> [What to work on]: Keep only those lines of the records that include the string "this".

> [Source data]:
★ ★ ★ ★ ★ ★ ★
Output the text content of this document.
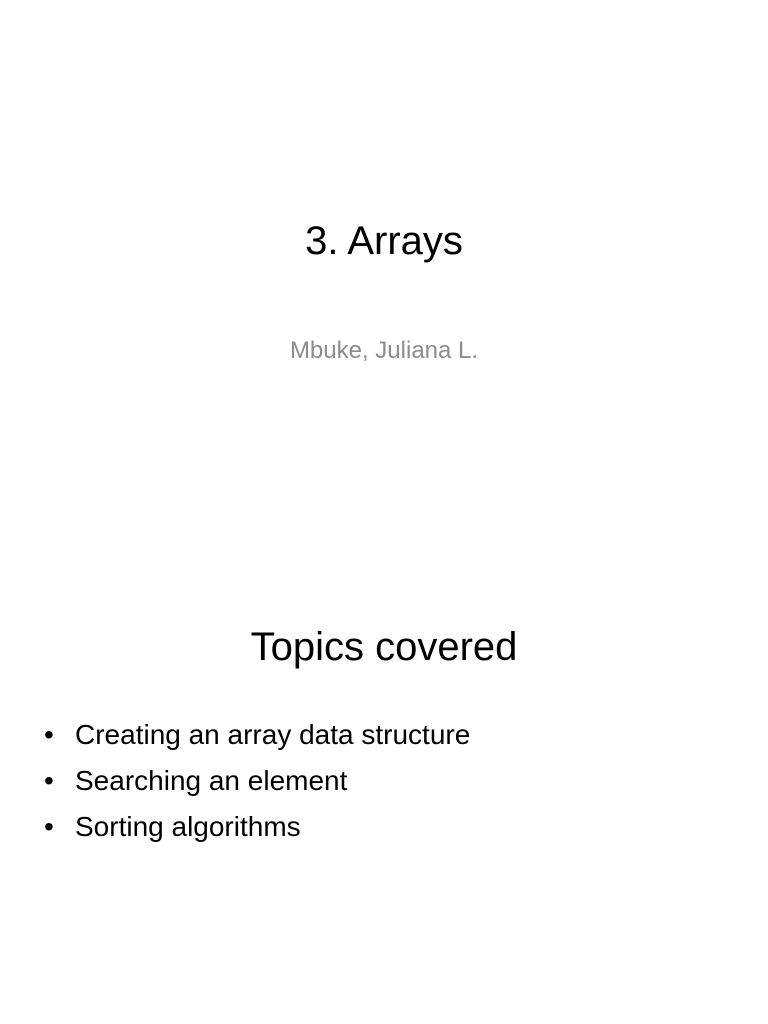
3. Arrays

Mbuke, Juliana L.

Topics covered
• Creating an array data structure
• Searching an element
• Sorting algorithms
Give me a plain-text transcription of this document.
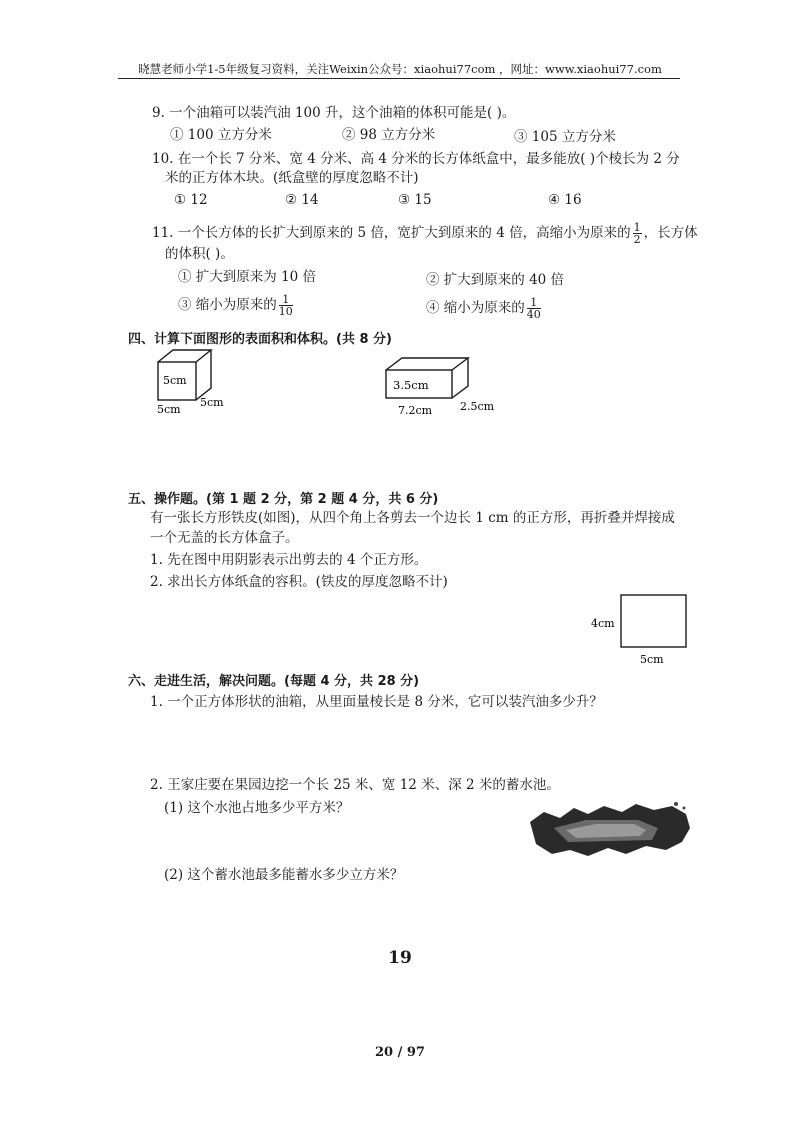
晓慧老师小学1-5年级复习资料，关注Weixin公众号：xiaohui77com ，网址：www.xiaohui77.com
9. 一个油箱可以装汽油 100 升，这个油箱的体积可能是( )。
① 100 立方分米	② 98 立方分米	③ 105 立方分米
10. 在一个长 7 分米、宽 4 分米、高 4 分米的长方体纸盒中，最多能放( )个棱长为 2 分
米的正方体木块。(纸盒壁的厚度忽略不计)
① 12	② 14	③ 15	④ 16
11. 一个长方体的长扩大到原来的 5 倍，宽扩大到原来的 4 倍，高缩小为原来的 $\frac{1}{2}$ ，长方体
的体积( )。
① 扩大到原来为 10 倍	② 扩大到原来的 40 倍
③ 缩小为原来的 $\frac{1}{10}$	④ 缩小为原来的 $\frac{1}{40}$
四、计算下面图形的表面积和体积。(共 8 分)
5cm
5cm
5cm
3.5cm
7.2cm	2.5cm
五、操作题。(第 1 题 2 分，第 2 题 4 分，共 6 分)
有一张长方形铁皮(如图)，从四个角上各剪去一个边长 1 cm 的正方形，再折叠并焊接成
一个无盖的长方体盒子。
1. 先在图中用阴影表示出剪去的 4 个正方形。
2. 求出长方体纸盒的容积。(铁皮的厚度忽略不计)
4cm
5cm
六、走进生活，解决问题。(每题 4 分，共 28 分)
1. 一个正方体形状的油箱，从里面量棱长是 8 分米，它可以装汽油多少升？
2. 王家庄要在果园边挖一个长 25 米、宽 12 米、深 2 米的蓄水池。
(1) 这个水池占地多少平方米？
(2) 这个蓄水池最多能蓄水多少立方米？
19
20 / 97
★ ★ ★ ★ ★ ★ ★
> [Finished task]:
Output the text content of this document.
Give me a plain-text transcription of this document.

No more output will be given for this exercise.